-- Parts of the exercise --
a) Translate this sentence from the article on Mark Carney into Spanish: "Prime Minister Mark Carney's rise to office last year coincided with a fundamental shift in American-Canadian relations."
b) In the article on Mark Carney, condense the paragraph beginning "Steering the British pound" into a short bulleted list that keeps its main facts.
c) Extend the article on Mark Carney, starting after its final sentence about Trump wanting to buy Greenland.

Top of Excerpted text

White House spokeswoman Olivia Wales said, “President Trump believes Canada and all other NATO countries must take greater responsibility for their own defense. They should have been there for the United States when we were in the middle of the successful Operation Epic Fury” against Iran. “President Trump will not allow our country to be taken advantage of,” she added.

On Thursday, the president posted an article about Canada’s economic difficulties on Truth Social, annotated with two words: “51st State!”

Unlikely radical

Prime Minister Mark Carney’s rise to office last year coincided with a fundamental shift in American-Canadian relations.

The first prime minister born in Canada’s Northwest Territories, Carney was an unlikely radical, a picture of the global elite Trump campaigned against. An alumnus of Harvard, Oxford and Goldman Sachs who became the first foreigner to run the Bank of England, he kept two cellphones, even as prime minister: one Canadian and another with a British number, and list of contacts, from his time in London.

Steering the British pound after the European debt crisis delivered a lasting lesson in how a global economy engineered for efficiency had grown dangerously dependent on a single fragile point: America and its greenback. As bank governor, he proposed a “synthetic hegemonic currency” that middle-sized economies could use as a dollar alternative. The IMF’s chief economist in Washington called the idea “intriguing,” but “improbable,” saying the U.S. dollar’s strength flowed from America’s “institutions, the rule of law.”

Carney’s brainchild barely registered, in part because he floated it the same week of August 2019 that news broke of another outrageous proposal that at first seemed like a joke: Trump wanted to buy Greenland.

Bottom of Excerpted text
Top of Given records

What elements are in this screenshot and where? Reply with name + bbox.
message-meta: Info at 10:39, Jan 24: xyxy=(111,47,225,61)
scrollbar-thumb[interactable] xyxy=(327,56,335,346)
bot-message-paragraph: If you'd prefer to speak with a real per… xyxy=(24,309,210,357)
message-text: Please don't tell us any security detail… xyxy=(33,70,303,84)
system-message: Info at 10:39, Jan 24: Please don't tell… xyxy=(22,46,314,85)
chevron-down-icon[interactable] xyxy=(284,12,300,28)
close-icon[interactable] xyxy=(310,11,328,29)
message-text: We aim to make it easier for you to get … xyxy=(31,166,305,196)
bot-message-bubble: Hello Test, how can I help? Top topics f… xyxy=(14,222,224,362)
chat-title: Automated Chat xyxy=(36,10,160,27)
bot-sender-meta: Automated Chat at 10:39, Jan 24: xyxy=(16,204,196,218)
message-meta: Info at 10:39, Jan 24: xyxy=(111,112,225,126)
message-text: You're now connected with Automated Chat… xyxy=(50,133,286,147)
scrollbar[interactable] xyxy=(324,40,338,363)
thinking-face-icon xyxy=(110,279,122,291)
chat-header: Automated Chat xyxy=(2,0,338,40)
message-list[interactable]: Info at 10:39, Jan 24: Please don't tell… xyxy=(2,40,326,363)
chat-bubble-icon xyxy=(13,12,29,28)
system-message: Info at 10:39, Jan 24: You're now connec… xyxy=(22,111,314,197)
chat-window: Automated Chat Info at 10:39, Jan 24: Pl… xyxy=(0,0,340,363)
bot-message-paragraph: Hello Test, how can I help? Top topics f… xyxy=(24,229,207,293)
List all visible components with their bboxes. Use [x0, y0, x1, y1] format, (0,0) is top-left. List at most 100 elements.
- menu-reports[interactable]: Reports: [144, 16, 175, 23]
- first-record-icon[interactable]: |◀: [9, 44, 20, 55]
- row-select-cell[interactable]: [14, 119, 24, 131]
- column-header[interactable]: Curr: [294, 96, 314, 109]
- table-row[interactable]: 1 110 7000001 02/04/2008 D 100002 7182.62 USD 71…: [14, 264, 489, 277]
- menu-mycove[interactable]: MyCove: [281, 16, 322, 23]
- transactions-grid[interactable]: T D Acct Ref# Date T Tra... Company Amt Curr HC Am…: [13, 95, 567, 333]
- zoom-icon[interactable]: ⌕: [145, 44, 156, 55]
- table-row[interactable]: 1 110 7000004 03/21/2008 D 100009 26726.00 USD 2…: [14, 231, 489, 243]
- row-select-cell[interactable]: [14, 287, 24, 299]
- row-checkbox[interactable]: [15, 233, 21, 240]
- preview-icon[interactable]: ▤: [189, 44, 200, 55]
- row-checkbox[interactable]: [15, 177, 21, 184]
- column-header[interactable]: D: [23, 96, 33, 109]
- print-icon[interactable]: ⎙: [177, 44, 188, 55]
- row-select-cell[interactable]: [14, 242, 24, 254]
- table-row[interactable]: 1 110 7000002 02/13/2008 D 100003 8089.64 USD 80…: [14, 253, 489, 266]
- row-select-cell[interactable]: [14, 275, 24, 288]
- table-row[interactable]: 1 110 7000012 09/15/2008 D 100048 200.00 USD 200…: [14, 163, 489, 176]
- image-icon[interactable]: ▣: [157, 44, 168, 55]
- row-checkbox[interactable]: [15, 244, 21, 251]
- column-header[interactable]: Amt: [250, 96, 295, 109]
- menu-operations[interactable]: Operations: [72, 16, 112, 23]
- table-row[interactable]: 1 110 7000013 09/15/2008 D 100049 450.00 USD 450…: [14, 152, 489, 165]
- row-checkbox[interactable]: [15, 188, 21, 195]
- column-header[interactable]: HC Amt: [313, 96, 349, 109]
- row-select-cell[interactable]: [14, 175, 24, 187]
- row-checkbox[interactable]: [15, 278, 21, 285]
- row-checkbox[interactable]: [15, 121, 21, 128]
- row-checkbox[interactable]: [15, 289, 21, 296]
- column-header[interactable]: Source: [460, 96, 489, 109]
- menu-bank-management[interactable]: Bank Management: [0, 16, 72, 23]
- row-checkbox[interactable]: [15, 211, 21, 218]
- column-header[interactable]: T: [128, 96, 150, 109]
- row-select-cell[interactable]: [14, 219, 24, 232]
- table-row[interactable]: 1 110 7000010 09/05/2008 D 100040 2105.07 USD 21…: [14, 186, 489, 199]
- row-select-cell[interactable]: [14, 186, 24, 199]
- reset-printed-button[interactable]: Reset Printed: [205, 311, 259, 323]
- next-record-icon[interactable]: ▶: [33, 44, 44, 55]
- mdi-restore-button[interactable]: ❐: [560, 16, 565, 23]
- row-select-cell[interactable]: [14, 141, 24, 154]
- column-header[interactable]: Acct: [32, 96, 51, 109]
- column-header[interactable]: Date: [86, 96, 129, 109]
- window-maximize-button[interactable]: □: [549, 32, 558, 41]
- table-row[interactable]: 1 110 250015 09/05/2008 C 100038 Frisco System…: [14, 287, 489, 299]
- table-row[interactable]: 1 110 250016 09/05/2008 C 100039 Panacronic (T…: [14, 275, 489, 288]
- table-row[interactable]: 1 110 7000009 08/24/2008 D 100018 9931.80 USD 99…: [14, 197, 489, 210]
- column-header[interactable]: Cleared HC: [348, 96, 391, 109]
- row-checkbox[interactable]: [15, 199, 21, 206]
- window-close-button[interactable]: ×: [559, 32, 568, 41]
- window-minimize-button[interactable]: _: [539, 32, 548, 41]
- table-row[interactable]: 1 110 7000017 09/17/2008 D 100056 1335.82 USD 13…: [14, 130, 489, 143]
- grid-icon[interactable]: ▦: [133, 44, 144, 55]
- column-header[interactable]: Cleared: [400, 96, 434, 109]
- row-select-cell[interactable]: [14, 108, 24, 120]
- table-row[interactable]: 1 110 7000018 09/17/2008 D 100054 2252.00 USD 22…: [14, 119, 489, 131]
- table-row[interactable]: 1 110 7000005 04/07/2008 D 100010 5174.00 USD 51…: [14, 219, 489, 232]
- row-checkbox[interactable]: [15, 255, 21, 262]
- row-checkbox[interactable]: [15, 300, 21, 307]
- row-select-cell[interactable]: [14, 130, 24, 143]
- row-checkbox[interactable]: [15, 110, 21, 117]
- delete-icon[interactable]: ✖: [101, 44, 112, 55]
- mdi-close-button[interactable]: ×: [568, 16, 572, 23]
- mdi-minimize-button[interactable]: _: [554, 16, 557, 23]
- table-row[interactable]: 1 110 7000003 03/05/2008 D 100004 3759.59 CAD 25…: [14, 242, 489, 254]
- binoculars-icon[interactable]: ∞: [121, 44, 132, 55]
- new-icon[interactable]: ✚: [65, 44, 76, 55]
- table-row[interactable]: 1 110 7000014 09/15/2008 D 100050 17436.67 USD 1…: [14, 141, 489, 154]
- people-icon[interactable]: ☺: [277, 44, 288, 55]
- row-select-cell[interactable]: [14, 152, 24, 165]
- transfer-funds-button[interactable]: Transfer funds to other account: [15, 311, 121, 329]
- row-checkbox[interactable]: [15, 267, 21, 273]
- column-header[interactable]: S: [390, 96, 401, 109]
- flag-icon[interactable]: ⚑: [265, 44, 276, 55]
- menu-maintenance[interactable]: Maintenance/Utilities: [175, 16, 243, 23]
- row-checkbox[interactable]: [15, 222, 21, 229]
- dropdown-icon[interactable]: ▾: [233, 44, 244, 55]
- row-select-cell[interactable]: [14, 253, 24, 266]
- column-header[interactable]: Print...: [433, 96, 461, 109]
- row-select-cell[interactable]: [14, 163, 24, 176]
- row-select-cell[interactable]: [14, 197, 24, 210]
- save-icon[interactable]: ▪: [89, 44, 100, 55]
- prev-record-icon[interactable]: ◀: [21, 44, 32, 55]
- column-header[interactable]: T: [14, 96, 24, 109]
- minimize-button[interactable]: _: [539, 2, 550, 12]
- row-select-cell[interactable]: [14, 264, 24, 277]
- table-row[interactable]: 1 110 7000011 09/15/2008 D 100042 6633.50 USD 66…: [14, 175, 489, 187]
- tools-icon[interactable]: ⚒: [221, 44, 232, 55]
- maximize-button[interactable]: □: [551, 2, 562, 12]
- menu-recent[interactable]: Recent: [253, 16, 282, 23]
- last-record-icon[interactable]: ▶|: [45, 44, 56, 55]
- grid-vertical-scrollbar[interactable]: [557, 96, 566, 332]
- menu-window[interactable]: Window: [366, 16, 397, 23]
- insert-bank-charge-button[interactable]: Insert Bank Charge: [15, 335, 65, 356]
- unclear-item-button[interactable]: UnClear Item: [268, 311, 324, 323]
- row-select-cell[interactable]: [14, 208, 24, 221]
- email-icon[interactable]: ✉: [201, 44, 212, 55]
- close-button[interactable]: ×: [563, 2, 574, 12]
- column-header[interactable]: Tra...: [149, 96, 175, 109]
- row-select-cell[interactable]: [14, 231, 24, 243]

Bottom of Given records

-- Answers by task --
a) El ascenso del primer ministro Mark Carney al cargo el año pasado coincidió con un cambio fundamental en las relaciones entre Estados Unidos y Canadá.

b)
- Steering the British pound after the European debt crisis taught Carney that an efficiency-driven global economy had grown dangerously dependent on one fragile point: America and its dollar.
- As bank governor, he proposed a "synthetic hegemonic currency" that middle-sized economies could use as a dollar alternative.
- The IMF's chief economist in Washington called the idea "intriguing" but "improbable," saying the dollar's strength came from America's "institutions, the rule of law."

c)
And yet now, as Canada’s leader, Carney would make an expanded version of the same case to America’s closest allies—that the entire global security system was too dependent on Uncle Sam. His own staff struggled to keep up as he texted European leaders he’d known from the finance world, like Rothschild banker Emmanuel Macron, now France’s president; onetime chairman of BlackRock’s German subsidiary, Friedrich Merz, now German chancellor; and the European Investment Bank’s Alexander Stubb, now Finland’s president.

Just two days after assuming office, Carney traveled not to Washington—a conventional first stop for a new Canadian prime minister—but to France. Standing alongside Macron at Paris’s Élysée Palace, he called Canada “the most European of non-European countries.”

Over a private lunch, the two leaders animatedly exchanged ideas on how France and Canada could help each other dial down their reliance on America. Canada had the critical minerals needed by France, whose state-backed tech firms were taking early steps into the U.S.-dominated spheres of AI and quantum computing.

French diplomats joked that since Canada and Denmark share a land border on an uninhabited Arctic island off Greenland, that could make the North American country a legitimate candidate to gain fast-track membership in the EU. Carney laughed.

Special relationships

The reception was more restrained in London, Carney’s next stop. Prime Minister Keir Starmer’s administration had been startled when Trudeau’s government discreetly asked British intelligence chiefs to start discussing how they might band together if the U.S. left Five Eyes, the U.S.-led intelligence-sharing alliance. MI6 turned them down, as the vast majority of intelligence that flowed through that club came from Washington. The idea never gained traction, Canadian officials said, and Carney didn’t try to resurface it.

Starmer was more aligned with Rutte’s conviction that they could salvage the Western alliance by flattering Trump, and he had avoided publicly mentioning the president’s campaign to annex a British Commonwealth nation.

One gesture of support came from King Charles III, Canada’s head of state, who symbolically planted a red maple tree in Buckingham Palace’s garden. When the king made plans to visit Canada, Starmer was nervous about provoking the U.S. president, according to officials involved in those discussions.

King Charles III and Queen Camilla visited Ottawa a couple months later.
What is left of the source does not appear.